**** Task material ****
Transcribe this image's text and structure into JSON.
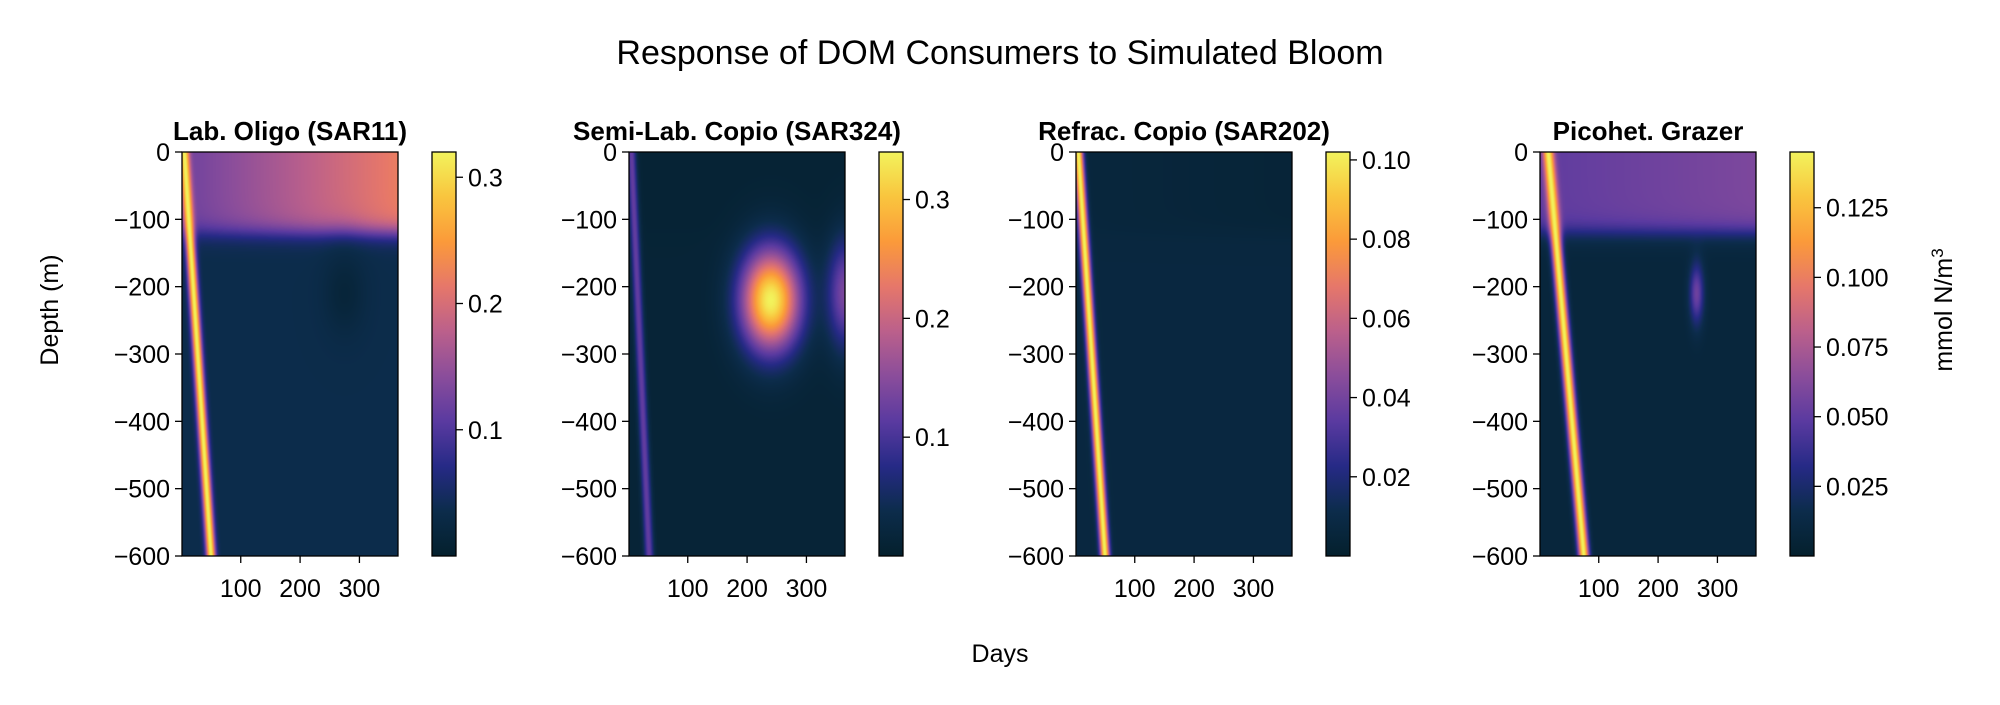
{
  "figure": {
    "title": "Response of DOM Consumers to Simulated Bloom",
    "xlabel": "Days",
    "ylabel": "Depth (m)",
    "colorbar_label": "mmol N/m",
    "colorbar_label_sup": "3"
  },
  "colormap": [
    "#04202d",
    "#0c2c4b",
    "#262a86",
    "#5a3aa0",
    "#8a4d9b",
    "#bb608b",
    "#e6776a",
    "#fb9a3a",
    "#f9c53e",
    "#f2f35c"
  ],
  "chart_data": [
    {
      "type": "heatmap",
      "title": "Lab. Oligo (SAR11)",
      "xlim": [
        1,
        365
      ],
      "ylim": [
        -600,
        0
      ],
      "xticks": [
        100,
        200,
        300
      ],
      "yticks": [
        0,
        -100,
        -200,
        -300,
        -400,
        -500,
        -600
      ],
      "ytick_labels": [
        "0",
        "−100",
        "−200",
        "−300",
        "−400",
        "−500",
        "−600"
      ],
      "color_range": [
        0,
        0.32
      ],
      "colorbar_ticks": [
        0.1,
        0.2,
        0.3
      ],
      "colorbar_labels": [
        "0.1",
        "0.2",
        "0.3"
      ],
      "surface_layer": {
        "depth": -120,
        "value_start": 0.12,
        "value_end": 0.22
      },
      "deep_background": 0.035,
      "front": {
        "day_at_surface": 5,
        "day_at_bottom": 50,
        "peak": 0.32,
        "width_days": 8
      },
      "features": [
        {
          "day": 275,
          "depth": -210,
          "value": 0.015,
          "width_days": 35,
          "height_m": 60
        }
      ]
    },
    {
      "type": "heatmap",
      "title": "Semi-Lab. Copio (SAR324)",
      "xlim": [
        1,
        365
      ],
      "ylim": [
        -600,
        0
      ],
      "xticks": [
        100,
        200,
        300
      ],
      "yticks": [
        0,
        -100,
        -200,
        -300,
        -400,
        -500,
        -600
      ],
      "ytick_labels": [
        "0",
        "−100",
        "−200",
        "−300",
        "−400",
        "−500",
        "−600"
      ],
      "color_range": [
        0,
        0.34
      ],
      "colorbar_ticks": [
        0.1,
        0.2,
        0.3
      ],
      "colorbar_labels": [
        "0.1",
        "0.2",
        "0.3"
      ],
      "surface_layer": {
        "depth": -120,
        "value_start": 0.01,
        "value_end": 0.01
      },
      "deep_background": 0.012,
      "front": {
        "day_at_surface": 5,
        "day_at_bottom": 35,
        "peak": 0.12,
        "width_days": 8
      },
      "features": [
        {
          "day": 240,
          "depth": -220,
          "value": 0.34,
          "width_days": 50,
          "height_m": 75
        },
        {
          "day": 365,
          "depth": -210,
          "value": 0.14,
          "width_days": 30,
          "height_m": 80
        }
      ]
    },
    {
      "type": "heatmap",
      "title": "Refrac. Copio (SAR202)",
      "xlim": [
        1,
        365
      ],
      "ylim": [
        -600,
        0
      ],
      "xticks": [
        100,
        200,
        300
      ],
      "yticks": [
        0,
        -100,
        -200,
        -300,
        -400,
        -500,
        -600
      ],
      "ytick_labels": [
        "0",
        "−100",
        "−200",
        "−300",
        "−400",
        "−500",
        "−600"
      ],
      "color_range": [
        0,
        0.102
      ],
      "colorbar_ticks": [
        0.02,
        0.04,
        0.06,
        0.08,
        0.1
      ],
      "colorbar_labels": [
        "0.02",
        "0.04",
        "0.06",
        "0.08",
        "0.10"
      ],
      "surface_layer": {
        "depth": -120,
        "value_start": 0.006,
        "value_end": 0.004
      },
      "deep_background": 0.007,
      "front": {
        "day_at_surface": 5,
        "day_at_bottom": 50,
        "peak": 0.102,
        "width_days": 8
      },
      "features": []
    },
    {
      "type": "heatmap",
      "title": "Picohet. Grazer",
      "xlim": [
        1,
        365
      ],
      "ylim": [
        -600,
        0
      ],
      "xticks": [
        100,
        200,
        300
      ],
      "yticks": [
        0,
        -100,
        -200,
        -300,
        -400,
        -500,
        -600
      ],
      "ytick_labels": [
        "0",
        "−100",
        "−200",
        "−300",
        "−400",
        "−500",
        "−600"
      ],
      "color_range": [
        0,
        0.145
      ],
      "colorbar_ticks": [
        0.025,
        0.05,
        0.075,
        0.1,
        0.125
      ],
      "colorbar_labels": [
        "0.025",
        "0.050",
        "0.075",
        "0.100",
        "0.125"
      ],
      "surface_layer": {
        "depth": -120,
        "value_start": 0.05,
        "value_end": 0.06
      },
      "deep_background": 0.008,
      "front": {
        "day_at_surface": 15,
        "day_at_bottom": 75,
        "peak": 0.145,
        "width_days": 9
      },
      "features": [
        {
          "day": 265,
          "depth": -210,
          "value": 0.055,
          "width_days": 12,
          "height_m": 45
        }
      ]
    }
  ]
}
****
**** Task material ****
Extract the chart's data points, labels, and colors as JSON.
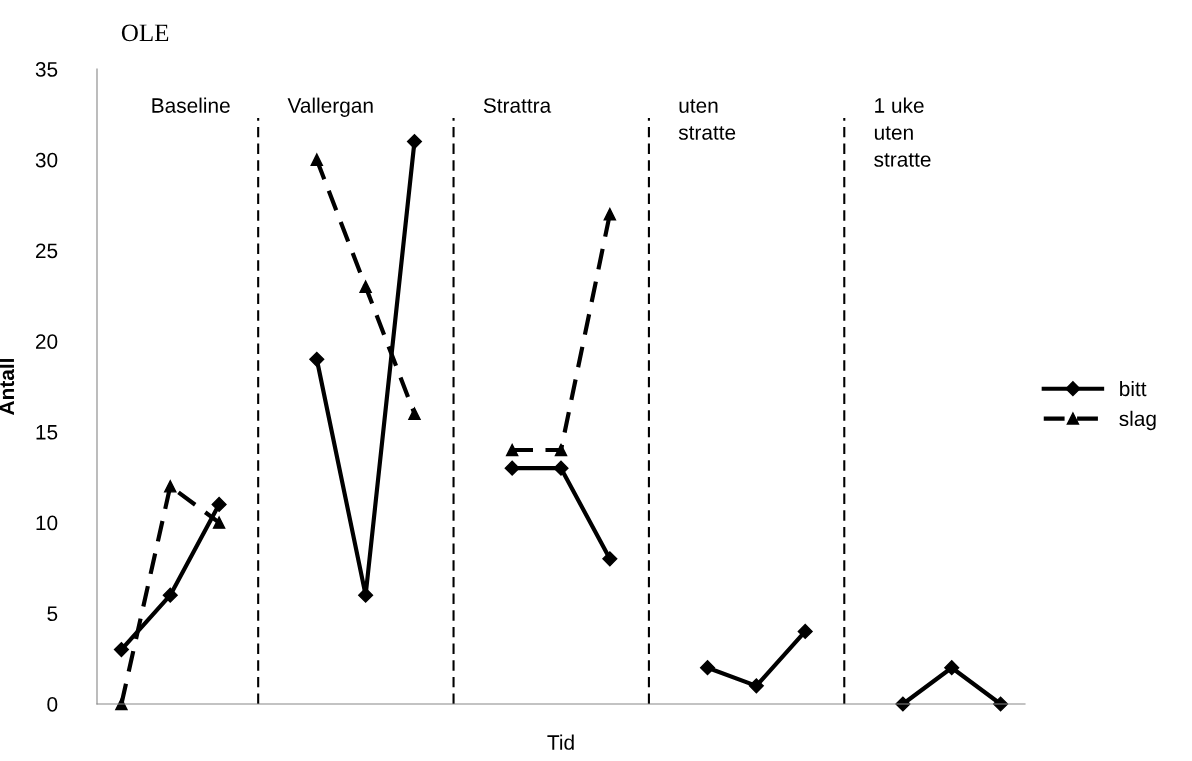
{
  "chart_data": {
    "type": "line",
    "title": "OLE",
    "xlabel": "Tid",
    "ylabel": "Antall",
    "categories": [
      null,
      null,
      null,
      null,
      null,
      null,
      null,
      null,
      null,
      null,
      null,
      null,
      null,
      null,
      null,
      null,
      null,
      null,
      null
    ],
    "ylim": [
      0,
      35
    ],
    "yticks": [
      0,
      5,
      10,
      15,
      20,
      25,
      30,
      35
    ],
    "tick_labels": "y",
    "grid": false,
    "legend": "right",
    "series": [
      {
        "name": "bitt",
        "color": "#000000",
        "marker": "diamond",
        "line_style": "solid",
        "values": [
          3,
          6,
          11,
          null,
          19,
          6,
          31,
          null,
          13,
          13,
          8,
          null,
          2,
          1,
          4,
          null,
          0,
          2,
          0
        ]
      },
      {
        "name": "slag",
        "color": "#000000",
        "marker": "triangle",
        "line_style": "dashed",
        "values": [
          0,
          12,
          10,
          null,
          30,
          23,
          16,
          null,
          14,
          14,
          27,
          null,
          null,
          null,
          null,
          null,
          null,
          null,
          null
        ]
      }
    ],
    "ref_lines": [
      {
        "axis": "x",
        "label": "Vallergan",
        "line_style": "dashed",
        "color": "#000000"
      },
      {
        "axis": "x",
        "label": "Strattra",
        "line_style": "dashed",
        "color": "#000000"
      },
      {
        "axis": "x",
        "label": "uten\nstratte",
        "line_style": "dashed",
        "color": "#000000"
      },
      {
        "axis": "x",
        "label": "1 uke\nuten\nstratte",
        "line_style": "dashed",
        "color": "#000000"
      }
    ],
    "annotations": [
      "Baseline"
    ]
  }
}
****
In the material above, find each line that contains the word "JSON", and select it.

Solution
Transcribe this image's text and structure into JSON.
Extract the chart's data points, labels, and colors as JSON.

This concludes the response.